**RECORD LIST:**
........

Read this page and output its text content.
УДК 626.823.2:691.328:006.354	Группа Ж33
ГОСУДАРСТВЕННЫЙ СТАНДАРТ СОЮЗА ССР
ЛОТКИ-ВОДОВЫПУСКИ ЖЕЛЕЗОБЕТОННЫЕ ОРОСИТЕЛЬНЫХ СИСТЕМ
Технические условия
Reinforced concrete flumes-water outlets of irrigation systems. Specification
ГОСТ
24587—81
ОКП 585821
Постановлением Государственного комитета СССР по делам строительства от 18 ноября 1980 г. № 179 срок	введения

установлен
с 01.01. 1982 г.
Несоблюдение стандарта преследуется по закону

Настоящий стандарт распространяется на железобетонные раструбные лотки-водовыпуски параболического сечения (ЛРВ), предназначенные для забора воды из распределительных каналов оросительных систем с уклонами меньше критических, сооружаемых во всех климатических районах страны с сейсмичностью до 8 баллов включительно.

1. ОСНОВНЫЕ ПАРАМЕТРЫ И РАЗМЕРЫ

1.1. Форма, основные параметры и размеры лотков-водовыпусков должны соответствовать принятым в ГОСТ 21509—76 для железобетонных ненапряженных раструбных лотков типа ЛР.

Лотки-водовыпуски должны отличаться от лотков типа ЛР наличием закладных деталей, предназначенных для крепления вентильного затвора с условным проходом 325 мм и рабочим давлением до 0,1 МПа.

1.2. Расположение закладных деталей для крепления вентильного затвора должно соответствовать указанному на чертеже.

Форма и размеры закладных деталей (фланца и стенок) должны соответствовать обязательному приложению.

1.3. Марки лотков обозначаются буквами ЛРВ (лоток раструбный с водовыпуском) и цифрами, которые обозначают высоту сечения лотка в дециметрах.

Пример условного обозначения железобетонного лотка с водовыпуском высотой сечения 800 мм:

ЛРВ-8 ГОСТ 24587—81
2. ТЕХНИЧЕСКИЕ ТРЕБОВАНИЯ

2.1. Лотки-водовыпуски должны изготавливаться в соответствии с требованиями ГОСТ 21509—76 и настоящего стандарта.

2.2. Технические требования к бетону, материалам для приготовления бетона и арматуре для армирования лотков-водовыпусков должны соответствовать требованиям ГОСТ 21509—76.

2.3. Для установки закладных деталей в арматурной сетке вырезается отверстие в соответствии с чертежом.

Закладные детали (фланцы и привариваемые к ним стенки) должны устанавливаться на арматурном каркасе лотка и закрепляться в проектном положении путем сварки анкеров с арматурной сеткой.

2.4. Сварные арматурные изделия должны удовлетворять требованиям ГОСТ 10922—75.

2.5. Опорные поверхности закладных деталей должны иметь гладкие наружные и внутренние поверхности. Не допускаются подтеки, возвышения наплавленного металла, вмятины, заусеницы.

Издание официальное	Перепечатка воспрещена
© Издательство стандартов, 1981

........

Your task is to reproduce all of the records exactly.

**SOLUTION:**
Read this page and output its text content.
УДК 626.823.2:691.328:006.354	Группа Ж33
ГОСУДАРСТВЕННЫЙ СТАНДАРТ СОЮЗА ССР
ЛОТКИ-ВОДОВЫПУСКИ ЖЕЛЕЗОБЕТОННЫЕ ОРОСИТЕЛЬНЫХ СИСТЕМ
Технические условия
Reinforced concrete flumes-water outlets of irrigation systems. Specification
ГОСТ
24587—81
ОКП 585821
Постановлением Государственного комитета СССР по делам строительства от 18 ноября 1980 г. № 179 срок	введения

установлен
с 01.01. 1982 г.
Несоблюдение стандарта преследуется по закону

Настоящий стандарт распространяется на железобетонные раструбные лотки-водовыпуски параболического сечения (ЛРВ), предназначенные для забора воды из распределительных каналов оросительных систем с уклонами меньше критических, сооружаемых во всех климатических районах страны с сейсмичностью до 8 баллов включительно.

1. ОСНОВНЫЕ ПАРАМЕТРЫ И РАЗМЕРЫ

1.1. Форма, основные параметры и размеры лотков-водовыпусков должны соответствовать принятым в ГОСТ 21509—76 для железобетонных ненапряженных раструбных лотков типа ЛР.

Лотки-водовыпуски должны отличаться от лотков типа ЛР наличием закладных деталей, предназначенных для крепления вентильного затвора с условным проходом 325 мм и рабочим давлением до 0,1 МПа.

1.2. Расположение закладных деталей для крепления вентильного затвора должно соответствовать указанному на чертеже.

Форма и размеры закладных деталей (фланца и стенок) должны соответствовать обязательному приложению.

1.3. Марки лотков обозначаются буквами ЛРВ (лоток раструбный с водовыпуском) и цифрами, которые обозначают высоту сечения лотка в дециметрах.

Пример условного обозначения железобетонного лотка с водовыпуском высотой сечения 800 мм:

ЛРВ-8 ГОСТ 24587—81
2. ТЕХНИЧЕСКИЕ ТРЕБОВАНИЯ

2.1. Лотки-водовыпуски должны изготавливаться в соответствии с требованиями ГОСТ 21509—76 и настоящего стандарта.

2.2. Технические требования к бетону, материалам для приготовления бетона и арматуре для армирования лотков-водовыпусков должны соответствовать требованиям ГОСТ 21509—76.

2.3. Для установки закладных деталей в арматурной сетке вырезается отверстие в соответствии с чертежом.

Закладные детали (фланцы и привариваемые к ним стенки) должны устанавливаться на арматурном каркасе лотка и закрепляться в проектном положении путем сварки анкеров с арматурной сеткой.

2.4. Сварные арматурные изделия должны удовлетворять требованиям ГОСТ 10922—75.

2.5. Опорные поверхности закладных деталей должны иметь гладкие наружные и внутренние поверхности. Не допускаются подтеки, возвышения наплавленного металла, вмятины, заусеницы.

Издание официальное	Перепечатка воспрещена
© Издательство стандартов, 1981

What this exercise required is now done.